EXERCISE PROMPT:
Answer with a single number: the count of lines that hold "into".

EXTRACTED INFORMATION:
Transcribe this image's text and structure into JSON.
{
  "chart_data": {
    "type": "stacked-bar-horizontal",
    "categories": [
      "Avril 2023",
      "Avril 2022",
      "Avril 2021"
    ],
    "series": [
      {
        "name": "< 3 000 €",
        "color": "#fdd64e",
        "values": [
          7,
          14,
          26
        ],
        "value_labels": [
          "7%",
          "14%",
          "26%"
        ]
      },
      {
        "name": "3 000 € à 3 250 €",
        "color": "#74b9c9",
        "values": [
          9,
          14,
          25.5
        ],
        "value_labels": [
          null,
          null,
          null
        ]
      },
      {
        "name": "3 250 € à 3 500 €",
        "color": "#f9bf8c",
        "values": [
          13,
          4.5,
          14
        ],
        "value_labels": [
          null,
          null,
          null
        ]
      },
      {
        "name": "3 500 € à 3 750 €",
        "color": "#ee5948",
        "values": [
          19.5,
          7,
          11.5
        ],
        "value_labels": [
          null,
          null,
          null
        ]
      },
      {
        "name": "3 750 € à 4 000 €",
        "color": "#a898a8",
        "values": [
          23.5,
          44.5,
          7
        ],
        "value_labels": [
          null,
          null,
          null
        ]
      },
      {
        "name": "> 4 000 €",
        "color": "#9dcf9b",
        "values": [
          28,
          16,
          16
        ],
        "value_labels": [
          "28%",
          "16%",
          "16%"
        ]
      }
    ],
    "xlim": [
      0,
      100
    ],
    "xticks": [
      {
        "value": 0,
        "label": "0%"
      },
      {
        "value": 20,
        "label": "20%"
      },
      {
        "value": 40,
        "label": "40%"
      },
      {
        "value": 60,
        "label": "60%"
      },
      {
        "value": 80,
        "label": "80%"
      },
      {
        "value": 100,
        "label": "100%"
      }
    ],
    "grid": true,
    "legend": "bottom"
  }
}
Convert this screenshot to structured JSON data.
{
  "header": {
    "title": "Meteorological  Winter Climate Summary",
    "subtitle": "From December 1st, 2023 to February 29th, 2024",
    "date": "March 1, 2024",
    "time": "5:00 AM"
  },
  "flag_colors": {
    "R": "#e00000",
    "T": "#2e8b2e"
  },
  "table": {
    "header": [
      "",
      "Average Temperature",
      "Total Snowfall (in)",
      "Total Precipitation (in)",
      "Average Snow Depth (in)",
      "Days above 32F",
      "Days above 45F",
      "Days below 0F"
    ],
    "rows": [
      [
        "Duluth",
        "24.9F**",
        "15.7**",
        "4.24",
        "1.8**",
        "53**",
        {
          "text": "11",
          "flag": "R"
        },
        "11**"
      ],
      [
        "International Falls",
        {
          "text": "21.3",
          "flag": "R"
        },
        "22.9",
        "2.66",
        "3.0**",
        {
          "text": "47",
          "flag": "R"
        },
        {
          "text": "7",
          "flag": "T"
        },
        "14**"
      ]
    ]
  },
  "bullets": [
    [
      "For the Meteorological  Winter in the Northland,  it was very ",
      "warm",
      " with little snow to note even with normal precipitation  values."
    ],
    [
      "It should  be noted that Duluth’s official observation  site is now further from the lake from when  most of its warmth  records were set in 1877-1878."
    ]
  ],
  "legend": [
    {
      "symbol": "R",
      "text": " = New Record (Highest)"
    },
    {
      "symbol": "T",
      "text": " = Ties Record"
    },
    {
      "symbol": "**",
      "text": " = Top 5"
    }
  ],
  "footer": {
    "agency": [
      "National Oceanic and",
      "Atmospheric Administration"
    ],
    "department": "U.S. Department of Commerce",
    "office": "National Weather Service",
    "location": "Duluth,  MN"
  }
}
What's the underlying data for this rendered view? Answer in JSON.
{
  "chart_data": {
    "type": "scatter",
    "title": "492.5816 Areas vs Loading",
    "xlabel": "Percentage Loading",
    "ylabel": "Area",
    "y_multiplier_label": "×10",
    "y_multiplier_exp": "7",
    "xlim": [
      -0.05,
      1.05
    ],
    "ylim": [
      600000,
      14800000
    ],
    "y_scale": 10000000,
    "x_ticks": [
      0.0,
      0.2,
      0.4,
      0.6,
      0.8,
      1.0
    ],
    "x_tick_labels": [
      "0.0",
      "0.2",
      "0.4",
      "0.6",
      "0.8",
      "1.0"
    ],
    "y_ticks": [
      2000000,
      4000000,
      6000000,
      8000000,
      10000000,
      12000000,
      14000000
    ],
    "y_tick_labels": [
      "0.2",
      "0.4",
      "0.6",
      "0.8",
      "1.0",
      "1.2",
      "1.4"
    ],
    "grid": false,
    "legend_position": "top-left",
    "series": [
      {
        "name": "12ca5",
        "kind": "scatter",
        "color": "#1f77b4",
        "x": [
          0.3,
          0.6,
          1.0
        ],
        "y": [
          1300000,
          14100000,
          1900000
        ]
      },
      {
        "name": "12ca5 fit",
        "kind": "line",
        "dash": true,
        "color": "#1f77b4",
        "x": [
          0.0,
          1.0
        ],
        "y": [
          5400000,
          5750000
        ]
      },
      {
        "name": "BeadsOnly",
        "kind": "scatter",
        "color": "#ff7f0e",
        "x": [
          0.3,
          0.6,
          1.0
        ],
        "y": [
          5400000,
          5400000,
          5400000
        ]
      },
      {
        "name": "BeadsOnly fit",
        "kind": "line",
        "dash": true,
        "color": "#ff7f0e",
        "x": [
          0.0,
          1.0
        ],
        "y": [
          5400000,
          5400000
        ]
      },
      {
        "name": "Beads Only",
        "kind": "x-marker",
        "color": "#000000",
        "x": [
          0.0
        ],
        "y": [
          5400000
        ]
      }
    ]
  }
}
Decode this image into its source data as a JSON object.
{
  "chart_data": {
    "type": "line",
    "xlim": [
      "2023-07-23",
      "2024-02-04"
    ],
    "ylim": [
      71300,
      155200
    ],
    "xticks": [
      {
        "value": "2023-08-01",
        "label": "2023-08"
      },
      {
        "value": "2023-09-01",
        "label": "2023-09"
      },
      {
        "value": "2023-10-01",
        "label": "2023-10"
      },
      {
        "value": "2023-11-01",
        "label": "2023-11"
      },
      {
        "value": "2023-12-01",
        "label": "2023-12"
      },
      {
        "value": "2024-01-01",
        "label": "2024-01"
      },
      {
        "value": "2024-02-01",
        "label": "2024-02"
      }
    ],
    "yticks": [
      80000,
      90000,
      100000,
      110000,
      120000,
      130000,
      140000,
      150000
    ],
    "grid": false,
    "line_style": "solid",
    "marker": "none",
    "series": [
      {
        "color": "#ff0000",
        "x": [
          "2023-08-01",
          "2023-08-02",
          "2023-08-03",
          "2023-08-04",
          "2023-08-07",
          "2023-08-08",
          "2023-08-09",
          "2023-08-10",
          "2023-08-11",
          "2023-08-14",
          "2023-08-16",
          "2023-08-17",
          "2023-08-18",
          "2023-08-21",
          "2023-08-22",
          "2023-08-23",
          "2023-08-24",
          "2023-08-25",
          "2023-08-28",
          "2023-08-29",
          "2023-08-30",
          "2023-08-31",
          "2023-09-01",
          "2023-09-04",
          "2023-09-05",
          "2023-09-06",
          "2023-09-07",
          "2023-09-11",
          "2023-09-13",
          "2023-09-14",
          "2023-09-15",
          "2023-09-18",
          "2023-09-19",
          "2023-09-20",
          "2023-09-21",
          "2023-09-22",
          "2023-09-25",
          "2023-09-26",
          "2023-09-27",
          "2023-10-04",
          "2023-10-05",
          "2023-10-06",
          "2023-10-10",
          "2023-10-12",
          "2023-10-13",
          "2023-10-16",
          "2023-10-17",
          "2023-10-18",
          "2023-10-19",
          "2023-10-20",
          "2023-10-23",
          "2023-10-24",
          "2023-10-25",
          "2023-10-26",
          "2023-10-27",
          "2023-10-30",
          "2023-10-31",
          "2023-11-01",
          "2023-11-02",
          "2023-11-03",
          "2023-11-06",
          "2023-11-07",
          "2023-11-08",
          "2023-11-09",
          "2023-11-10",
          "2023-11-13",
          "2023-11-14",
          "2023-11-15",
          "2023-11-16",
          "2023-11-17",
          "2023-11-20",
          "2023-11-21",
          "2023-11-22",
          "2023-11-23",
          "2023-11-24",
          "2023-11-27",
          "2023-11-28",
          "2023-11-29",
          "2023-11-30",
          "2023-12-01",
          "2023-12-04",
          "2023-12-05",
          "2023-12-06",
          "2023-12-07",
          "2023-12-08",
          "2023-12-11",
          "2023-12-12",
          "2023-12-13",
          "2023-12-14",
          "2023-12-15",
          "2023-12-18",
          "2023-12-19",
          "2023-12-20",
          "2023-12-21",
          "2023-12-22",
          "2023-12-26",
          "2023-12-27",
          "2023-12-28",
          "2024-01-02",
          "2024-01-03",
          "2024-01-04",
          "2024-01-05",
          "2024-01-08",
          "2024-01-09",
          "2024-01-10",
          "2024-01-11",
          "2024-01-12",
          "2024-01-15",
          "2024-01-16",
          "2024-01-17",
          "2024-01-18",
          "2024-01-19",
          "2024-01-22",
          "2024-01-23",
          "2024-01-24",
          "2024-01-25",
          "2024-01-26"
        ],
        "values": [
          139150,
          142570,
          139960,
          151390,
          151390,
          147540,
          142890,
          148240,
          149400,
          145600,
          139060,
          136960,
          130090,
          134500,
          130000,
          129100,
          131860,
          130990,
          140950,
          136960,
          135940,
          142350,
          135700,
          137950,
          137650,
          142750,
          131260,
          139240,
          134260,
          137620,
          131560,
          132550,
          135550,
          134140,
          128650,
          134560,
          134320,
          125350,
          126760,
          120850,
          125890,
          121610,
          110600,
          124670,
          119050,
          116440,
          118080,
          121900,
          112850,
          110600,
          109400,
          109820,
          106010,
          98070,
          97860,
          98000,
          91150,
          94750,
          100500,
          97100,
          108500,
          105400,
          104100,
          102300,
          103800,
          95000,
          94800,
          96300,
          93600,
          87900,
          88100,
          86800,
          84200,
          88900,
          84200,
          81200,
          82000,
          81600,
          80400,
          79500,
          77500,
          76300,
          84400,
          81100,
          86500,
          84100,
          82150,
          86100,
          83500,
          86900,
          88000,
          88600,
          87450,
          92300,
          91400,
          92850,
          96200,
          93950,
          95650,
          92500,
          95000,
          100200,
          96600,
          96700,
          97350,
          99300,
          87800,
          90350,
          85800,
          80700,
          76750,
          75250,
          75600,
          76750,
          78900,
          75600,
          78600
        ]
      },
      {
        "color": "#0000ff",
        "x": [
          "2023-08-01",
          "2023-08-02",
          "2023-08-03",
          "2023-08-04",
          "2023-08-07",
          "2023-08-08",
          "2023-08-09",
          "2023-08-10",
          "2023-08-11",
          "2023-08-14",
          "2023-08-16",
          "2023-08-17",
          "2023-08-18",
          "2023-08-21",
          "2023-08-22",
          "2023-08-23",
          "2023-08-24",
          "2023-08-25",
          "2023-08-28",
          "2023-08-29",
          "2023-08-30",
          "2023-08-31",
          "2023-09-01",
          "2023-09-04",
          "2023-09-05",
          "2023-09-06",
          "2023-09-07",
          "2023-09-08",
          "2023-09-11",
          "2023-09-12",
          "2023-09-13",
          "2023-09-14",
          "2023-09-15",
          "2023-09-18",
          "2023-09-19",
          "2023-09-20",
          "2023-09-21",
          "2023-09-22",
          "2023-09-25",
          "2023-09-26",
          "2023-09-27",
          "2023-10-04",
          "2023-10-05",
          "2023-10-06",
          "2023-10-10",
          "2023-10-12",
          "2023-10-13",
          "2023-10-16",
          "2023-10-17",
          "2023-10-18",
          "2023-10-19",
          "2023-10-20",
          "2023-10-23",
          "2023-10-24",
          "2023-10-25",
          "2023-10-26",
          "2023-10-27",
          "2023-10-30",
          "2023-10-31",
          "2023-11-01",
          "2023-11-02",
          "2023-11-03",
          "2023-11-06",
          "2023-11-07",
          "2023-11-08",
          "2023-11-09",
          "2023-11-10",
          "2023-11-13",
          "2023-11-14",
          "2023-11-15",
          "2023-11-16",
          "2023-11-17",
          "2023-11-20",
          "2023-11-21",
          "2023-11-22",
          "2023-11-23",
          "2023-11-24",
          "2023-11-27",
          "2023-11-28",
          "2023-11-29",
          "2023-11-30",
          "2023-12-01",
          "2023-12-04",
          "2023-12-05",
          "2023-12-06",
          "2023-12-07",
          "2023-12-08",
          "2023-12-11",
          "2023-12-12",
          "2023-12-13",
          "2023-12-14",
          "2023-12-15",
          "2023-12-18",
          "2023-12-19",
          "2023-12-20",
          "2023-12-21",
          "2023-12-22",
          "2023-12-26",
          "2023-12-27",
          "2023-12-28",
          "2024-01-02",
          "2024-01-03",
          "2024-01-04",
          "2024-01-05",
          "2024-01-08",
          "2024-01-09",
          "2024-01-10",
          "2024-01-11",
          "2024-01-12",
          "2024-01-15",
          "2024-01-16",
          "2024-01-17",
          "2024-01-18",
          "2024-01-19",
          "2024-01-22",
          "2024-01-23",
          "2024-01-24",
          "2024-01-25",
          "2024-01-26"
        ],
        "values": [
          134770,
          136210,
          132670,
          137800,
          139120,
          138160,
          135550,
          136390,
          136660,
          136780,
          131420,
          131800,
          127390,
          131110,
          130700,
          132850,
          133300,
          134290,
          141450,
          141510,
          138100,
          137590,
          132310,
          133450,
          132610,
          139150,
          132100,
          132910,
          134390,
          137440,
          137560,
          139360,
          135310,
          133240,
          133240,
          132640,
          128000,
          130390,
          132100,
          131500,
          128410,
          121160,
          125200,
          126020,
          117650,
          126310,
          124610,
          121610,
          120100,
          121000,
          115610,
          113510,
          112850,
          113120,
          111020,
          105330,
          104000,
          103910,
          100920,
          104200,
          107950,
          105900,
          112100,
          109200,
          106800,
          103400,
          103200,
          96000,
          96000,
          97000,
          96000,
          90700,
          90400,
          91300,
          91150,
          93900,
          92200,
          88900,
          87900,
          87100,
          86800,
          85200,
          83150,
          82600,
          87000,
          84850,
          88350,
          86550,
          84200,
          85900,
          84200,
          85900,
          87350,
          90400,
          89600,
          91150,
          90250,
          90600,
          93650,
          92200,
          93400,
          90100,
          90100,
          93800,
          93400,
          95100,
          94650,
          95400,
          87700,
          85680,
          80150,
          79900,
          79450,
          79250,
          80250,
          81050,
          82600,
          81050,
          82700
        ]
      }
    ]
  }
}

EXPECTED ANSWER:
2